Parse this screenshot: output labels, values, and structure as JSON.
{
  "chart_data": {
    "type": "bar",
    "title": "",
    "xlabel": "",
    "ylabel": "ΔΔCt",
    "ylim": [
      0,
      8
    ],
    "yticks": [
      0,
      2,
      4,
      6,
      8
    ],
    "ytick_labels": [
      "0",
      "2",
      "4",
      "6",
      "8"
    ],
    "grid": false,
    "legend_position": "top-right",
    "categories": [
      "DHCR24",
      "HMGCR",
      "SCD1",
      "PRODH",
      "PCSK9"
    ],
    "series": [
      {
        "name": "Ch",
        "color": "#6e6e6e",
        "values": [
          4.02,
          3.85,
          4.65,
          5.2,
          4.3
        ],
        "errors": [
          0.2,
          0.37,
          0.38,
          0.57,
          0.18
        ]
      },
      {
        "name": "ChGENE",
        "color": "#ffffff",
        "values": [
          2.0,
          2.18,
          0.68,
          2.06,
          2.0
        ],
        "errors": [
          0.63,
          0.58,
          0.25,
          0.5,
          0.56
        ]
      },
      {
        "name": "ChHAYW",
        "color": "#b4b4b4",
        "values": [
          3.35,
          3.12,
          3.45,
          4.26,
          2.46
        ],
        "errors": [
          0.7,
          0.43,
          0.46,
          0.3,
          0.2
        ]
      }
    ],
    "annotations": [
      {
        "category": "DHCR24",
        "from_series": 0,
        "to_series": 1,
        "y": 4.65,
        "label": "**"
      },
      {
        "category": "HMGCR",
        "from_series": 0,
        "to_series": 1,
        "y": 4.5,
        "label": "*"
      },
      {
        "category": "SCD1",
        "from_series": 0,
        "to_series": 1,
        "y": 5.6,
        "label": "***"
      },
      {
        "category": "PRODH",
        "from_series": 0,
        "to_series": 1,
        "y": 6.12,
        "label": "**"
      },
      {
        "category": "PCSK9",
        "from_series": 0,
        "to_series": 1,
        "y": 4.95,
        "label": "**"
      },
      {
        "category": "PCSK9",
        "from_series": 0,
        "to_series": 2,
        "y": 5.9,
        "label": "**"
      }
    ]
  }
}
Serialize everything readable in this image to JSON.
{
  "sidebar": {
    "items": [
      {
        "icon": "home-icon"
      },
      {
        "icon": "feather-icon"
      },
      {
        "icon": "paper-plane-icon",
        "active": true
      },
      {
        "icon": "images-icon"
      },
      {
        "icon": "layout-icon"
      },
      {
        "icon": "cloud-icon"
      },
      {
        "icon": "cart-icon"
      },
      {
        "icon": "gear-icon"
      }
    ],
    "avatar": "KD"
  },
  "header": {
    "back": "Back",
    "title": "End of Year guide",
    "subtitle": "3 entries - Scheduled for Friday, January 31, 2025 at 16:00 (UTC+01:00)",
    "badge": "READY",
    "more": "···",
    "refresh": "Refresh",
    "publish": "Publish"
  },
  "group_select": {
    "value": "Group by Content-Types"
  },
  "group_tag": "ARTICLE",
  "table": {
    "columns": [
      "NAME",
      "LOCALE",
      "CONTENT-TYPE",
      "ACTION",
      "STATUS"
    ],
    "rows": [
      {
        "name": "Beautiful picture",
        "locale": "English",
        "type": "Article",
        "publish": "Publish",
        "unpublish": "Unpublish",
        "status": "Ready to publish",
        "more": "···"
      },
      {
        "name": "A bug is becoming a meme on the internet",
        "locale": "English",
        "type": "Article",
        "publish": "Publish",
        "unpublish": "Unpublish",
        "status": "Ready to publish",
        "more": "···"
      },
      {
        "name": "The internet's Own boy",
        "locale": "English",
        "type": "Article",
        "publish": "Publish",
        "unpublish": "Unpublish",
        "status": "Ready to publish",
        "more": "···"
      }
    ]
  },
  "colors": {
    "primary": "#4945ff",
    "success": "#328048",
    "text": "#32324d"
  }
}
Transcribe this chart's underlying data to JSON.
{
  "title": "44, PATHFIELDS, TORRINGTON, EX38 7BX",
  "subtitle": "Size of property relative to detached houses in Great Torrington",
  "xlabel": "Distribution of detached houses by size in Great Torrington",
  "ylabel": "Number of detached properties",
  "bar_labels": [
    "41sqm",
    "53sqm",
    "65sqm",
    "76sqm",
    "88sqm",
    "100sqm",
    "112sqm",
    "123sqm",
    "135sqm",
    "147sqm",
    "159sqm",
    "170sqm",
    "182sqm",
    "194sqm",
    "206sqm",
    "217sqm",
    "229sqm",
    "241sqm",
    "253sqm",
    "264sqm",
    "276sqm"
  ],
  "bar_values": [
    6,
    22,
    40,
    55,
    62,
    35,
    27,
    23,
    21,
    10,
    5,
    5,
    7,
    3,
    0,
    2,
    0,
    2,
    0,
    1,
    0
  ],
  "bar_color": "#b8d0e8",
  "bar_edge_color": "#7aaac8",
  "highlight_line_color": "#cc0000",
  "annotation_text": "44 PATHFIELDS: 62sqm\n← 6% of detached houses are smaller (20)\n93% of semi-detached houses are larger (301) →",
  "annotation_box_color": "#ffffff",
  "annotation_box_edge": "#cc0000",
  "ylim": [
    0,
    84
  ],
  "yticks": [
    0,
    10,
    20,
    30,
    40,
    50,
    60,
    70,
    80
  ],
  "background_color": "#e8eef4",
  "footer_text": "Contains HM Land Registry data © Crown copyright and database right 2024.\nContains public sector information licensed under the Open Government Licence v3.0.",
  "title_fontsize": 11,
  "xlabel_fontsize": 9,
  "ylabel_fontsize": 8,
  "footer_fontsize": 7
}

* **What is required**:
Extract every record and return it verbatim.

* **Response for this exercise**:
Parse this screenshot: output labels, values, and structure as JSON.
{
  "chart_data": {
    "type": "bar",
    "title": "",
    "xlabel": "",
    "ylabel": "ΔΔCt",
    "ylim": [
      0,
      8
    ],
    "yticks": [
      0,
      2,
      4,
      6,
      8
    ],
    "ytick_labels": [
      "0",
      "2",
      "4",
      "6",
      "8"
    ],
    "grid": false,
    "legend_position": "top-right",
    "categories": [
      "DHCR24",
      "HMGCR",
      "SCD1",
      "PRODH",
      "PCSK9"
    ],
    "series": [
      {
        "name": "Ch",
        "color": "#6e6e6e",
        "values": [
          4.02,
          3.85,
          4.65,
          5.2,
          4.3
        ],
        "errors": [
          0.2,
          0.37,
          0.38,
          0.57,
          0.18
        ]
      },
      {
        "name": "ChGENE",
        "color": "#ffffff",
        "values": [
          2.0,
          2.18,
          0.68,
          2.06,
          2.0
        ],
        "errors": [
          0.63,
          0.58,
          0.25,
          0.5,
          0.56
        ]
      },
      {
        "name": "ChHAYW",
        "color": "#b4b4b4",
        "values": [
          3.35,
          3.12,
          3.45,
          4.26,
          2.46
        ],
        "errors": [
          0.7,
          0.43,
          0.46,
          0.3,
          0.2
        ]
      }
    ],
    "annotations": [
      {
        "category": "DHCR24",
        "from_series": 0,
        "to_series": 1,
        "y": 4.65,
        "label": "**"
      },
      {
        "category": "HMGCR",
        "from_series": 0,
        "to_series": 1,
        "y": 4.5,
        "label": "*"
      },
      {
        "category": "SCD1",
        "from_series": 0,
        "to_series": 1,
        "y": 5.6,
        "label": "***"
      },
      {
        "category": "PRODH",
        "from_series": 0,
        "to_series": 1,
        "y": 6.12,
        "label": "**"
      },
      {
        "category": "PCSK9",
        "from_series": 0,
        "to_series": 1,
        "y": 4.95,
        "label": "**"
      },
      {
        "category": "PCSK9",
        "from_series": 0,
        "to_series": 2,
        "y": 5.9,
        "label": "**"
      }
    ]
  }
}
Serialize everything readable in this image to JSON.
{
  "sidebar": {
    "items": [
      {
        "icon": "home-icon"
      },
      {
        "icon": "feather-icon"
      },
      {
        "icon": "paper-plane-icon",
        "active": true
      },
      {
        "icon": "images-icon"
      },
      {
        "icon": "layout-icon"
      },
      {
        "icon": "cloud-icon"
      },
      {
        "icon": "cart-icon"
      },
      {
        "icon": "gear-icon"
      }
    ],
    "avatar": "KD"
  },
  "header": {
    "back": "Back",
    "title": "End of Year guide",
    "subtitle": "3 entries - Scheduled for Friday, January 31, 2025 at 16:00 (UTC+01:00)",
    "badge": "READY",
    "more": "···",
    "refresh": "Refresh",
    "publish": "Publish"
  },
  "group_select": {
    "value": "Group by Content-Types"
  },
  "group_tag": "ARTICLE",
  "table": {
    "columns": [
      "NAME",
      "LOCALE",
      "CONTENT-TYPE",
      "ACTION",
      "STATUS"
    ],
    "rows": [
      {
        "name": "Beautiful picture",
        "locale": "English",
        "type": "Article",
        "publish": "Publish",
        "unpublish": "Unpublish",
        "status": "Ready to publish",
        "more": "···"
      },
      {
        "name": "A bug is becoming a meme on the internet",
        "locale": "English",
        "type": "Article",
        "publish": "Publish",
        "unpublish": "Unpublish",
        "status": "Ready to publish",
        "more": "···"
      },
      {
        "name": "The internet's Own boy",
        "locale": "English",
        "type": "Article",
        "publish": "Publish",
        "unpublish": "Unpublish",
        "status": "Ready to publish",
        "more": "···"
      }
    ]
  },
  "colors": {
    "primary": "#4945ff",
    "success": "#328048",
    "text": "#32324d"
  }
}
Transcribe this chart's underlying data to JSON.
{
  "title": "44, PATHFIELDS, TORRINGTON, EX38 7BX",
  "subtitle": "Size of property relative to detached houses in Great Torrington",
  "xlabel": "Distribution of detached houses by size in Great Torrington",
  "ylabel": "Number of detached properties",
  "bar_labels": [
    "41sqm",
    "53sqm",
    "65sqm",
    "76sqm",
    "88sqm",
    "100sqm",
    "112sqm",
    "123sqm",
    "135sqm",
    "147sqm",
    "159sqm",
    "170sqm",
    "182sqm",
    "194sqm",
    "206sqm",
    "217sqm",
    "229sqm",
    "241sqm",
    "253sqm",
    "264sqm",
    "276sqm"
  ],
  "bar_values": [
    6,
    22,
    40,
    55,
    62,
    35,
    27,
    23,
    21,
    10,
    5,
    5,
    7,
    3,
    0,
    2,
    0,
    2,
    0,
    1,
    0
  ],
  "bar_color": "#b8d0e8",
  "bar_edge_color": "#7aaac8",
  "highlight_line_color": "#cc0000",
  "annotation_text": "44 PATHFIELDS: 62sqm\n← 6% of detached houses are smaller (20)\n93% of semi-detached houses are larger (301) →",
  "annotation_box_color": "#ffffff",
  "annotation_box_edge": "#cc0000",
  "ylim": [
    0,
    84
  ],
  "yticks": [
    0,
    10,
    20,
    30,
    40,
    50,
    60,
    70,
    80
  ],
  "background_color": "#e8eef4",
  "footer_text": "Contains HM Land Registry data © Crown copyright and database right 2024.\nContains public sector information licensed under the Open Government Licence v3.0.",
  "title_fontsize": 11,
  "xlabel_fontsize": 9,
  "ylabel_fontsize": 8,
  "footer_fontsize": 7
}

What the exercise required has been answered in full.